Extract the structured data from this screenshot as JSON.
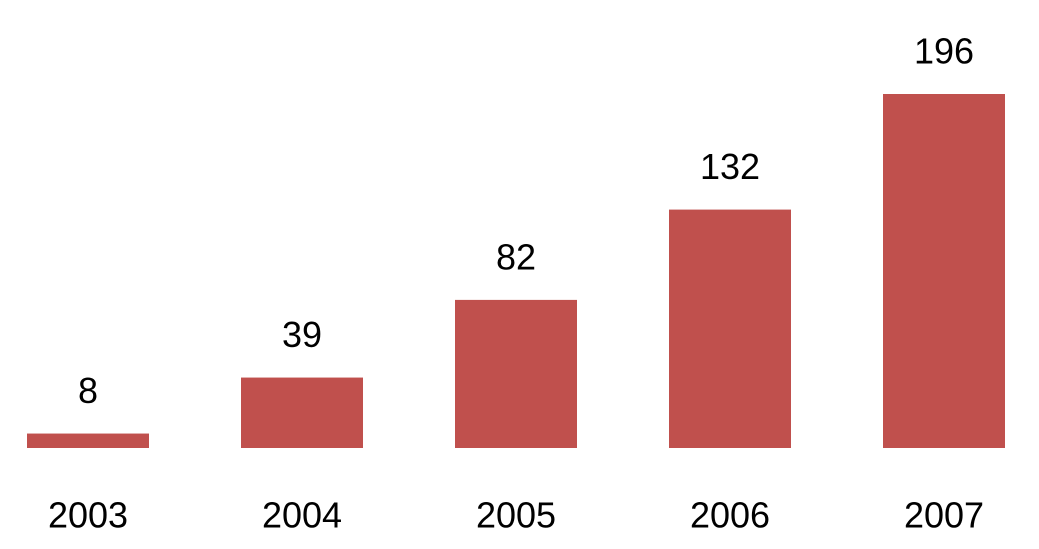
{
  "chart_data": {
    "type": "bar",
    "categories": [
      "2003",
      "2004",
      "2005",
      "2006",
      "2007"
    ],
    "values": [
      8,
      39,
      82,
      132,
      196
    ],
    "color": "#c0504d"
  }
}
━━━━━━━━━━
Leave out the pictures and print each record exactly as it stands.

(WRITTEN ANSWER):
Extract the structured data from this screenshot as JSON.
{
  "chart_data": {
    "type": "bar",
    "categories": [
      "2003",
      "2004",
      "2005",
      "2006",
      "2007"
    ],
    "values": [
      8,
      39,
      82,
      132,
      196
    ],
    "color": "#c0504d"
  }
}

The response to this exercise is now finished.